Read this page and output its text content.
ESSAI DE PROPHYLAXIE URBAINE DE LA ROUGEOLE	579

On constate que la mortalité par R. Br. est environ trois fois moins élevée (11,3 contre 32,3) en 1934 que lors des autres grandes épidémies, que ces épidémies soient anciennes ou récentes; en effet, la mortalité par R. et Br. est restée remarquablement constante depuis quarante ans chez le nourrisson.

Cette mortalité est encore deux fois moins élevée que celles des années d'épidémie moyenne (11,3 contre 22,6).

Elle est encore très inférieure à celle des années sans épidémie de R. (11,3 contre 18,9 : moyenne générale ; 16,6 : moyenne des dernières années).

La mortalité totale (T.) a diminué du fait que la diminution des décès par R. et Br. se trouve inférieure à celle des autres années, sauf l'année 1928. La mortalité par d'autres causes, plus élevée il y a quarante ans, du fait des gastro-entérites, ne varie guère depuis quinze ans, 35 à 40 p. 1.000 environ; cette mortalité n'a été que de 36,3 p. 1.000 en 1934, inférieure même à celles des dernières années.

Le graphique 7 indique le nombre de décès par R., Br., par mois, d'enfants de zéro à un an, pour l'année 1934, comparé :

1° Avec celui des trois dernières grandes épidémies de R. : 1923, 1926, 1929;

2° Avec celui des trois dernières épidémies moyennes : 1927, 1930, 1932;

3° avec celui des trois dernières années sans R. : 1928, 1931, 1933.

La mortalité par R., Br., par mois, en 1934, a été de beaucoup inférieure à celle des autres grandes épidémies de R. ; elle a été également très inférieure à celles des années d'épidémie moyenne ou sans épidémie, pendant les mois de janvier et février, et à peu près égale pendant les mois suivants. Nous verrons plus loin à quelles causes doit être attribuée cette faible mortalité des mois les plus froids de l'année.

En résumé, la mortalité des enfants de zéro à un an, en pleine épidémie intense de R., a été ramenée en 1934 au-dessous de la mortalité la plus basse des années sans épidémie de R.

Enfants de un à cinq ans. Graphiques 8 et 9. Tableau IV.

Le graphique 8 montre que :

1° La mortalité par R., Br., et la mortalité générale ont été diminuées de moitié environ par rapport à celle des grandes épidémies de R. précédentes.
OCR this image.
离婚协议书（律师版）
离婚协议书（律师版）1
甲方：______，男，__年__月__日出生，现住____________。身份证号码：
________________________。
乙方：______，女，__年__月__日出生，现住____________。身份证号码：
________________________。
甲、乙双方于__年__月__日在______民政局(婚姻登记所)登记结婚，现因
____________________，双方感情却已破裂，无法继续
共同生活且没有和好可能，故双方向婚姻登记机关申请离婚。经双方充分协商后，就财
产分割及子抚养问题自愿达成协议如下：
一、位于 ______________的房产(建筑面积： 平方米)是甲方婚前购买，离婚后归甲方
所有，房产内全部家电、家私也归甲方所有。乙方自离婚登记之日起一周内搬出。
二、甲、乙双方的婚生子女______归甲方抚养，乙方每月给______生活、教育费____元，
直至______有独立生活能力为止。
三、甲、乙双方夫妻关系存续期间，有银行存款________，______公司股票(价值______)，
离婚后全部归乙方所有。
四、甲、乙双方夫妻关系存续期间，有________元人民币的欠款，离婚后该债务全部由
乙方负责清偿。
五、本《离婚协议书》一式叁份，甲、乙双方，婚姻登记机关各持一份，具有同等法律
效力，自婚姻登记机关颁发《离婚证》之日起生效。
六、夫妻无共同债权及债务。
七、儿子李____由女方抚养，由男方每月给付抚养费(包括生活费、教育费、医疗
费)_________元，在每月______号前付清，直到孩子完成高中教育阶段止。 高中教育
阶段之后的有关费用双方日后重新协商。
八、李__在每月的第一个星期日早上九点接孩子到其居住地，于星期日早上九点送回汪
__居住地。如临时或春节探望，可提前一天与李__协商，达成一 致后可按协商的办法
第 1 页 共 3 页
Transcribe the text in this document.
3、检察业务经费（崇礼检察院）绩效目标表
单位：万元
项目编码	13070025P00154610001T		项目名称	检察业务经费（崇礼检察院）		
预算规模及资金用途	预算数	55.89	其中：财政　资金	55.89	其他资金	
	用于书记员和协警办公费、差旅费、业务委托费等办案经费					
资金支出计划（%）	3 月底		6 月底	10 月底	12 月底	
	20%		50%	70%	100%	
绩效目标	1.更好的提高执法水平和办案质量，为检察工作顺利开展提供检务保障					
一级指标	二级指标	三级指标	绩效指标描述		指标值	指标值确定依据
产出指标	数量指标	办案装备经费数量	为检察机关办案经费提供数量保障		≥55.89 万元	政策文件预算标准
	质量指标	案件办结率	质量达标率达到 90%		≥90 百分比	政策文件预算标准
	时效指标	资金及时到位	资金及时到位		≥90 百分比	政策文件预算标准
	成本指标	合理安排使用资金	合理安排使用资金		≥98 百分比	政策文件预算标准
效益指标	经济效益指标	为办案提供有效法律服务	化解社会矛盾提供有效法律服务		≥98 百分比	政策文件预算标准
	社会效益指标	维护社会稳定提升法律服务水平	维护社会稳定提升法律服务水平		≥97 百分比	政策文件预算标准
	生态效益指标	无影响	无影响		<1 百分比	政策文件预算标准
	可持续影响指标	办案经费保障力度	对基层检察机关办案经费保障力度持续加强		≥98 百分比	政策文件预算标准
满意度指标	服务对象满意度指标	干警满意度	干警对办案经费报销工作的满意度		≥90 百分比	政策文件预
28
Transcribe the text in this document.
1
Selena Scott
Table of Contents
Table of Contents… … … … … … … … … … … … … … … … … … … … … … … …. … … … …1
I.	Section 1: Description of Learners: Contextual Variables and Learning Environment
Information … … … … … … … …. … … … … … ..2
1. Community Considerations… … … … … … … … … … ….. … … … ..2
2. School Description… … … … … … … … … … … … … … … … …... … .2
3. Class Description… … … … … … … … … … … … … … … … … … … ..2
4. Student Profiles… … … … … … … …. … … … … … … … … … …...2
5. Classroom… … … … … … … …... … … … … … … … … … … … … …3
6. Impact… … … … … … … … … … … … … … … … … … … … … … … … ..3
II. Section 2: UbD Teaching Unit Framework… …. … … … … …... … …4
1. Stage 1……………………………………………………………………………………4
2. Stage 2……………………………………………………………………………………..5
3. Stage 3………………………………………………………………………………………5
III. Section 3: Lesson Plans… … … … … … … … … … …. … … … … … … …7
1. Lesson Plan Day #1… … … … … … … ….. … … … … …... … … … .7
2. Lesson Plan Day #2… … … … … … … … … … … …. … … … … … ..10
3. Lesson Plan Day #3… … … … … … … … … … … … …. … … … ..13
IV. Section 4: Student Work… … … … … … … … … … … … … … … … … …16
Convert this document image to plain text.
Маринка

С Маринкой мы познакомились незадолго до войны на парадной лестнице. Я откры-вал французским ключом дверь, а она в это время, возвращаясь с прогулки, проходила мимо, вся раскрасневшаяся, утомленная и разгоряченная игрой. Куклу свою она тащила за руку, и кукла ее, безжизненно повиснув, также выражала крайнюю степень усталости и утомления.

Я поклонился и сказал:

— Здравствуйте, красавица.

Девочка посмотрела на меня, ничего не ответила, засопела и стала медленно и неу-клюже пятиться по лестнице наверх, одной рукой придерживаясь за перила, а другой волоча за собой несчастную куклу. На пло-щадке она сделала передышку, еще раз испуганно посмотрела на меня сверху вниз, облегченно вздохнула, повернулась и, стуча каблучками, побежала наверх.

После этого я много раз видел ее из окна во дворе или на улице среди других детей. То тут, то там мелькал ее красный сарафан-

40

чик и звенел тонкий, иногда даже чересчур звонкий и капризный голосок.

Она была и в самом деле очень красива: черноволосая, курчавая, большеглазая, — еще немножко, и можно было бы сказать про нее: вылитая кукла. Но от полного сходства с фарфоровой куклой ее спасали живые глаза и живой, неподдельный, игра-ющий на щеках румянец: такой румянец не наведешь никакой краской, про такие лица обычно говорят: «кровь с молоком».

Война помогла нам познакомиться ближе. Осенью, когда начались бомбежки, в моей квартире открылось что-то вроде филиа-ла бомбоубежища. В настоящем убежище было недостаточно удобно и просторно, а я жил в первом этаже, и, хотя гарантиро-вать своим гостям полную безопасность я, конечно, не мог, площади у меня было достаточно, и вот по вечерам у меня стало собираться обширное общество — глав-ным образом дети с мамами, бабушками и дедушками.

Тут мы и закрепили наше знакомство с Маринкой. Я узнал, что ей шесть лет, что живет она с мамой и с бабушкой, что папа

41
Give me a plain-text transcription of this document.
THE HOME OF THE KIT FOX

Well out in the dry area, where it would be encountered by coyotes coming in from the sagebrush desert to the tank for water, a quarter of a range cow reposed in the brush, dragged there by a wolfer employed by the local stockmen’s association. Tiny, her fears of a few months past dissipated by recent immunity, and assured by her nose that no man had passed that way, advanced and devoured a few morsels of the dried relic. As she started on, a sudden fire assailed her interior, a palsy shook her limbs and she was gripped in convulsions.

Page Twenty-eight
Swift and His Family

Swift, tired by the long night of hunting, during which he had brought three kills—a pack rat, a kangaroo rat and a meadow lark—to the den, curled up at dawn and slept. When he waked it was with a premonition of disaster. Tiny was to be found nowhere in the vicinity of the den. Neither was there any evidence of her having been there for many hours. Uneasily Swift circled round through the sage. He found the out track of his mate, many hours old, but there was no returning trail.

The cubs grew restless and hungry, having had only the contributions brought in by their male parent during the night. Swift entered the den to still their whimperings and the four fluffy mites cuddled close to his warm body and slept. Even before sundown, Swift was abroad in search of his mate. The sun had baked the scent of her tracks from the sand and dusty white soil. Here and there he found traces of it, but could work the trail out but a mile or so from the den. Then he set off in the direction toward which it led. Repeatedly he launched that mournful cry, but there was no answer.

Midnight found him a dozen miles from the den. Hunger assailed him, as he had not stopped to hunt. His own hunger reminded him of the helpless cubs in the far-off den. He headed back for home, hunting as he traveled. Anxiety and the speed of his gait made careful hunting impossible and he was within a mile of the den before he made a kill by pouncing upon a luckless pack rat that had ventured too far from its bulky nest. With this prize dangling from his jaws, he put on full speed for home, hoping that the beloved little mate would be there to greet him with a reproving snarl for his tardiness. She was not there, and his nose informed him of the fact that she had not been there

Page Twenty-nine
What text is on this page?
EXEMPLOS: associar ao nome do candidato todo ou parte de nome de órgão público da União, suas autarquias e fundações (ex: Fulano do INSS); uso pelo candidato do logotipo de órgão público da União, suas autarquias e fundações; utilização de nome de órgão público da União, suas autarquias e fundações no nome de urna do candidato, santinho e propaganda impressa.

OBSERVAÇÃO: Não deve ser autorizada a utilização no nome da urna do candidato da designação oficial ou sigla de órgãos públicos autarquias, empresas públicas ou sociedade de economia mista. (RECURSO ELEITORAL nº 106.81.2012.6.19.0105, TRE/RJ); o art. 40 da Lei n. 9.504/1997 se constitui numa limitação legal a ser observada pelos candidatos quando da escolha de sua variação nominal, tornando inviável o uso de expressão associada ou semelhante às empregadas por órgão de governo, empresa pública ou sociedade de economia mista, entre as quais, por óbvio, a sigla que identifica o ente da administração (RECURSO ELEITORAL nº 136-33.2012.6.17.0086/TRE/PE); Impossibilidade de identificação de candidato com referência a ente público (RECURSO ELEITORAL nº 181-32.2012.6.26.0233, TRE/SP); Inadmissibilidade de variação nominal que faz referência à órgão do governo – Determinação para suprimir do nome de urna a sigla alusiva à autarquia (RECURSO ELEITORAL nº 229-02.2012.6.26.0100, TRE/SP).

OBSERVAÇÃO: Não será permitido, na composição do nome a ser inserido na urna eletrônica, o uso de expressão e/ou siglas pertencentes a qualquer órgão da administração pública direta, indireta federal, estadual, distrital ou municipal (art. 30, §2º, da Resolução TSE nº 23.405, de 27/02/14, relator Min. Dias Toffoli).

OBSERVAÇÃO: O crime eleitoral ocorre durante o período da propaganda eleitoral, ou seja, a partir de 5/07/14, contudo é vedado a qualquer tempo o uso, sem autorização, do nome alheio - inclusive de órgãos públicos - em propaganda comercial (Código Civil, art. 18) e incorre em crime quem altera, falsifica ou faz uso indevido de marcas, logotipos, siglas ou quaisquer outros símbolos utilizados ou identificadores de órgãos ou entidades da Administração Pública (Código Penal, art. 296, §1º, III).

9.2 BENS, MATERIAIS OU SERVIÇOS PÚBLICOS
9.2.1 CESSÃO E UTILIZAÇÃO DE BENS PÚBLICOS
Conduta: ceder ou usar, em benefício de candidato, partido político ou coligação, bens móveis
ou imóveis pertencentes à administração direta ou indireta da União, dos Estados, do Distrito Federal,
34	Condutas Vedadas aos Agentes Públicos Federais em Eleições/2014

:::

▸ Exercise directions: Keep only those lines of the records that hold "élevée", and return them.

▸ Result for this task:
On constate que la mortalité par R. Br. est environ trois fois moins élevée (11,3 contre 32,3) en 1934 que lors des autres grandes épidémies, que ces épidémies soient anciennes ou récentes; en effet, la mortalité par R. et Br. est restée remarquablement constante depuis quarante ans chez le nourrisson.
Cette mortalité est encore deux fois moins élevée que celles des années d'épidémie moyenne (11,3 contre 22,6).
La mortalité totale (T.) a diminué du fait que la diminution des décès par R. et Br. se trouve inférieure à celle des autres années, sauf l'année 1928. La mortalité par d'autres causes, plus élevée il y a quarante ans, du fait des gastro-entérites, ne varie guère depuis quinze ans, 35 à 40 p. 1.000 environ; cette mortalité n'a été que de 36,3 p. 1.000 en 1934, inférieure même à celles des dernières années.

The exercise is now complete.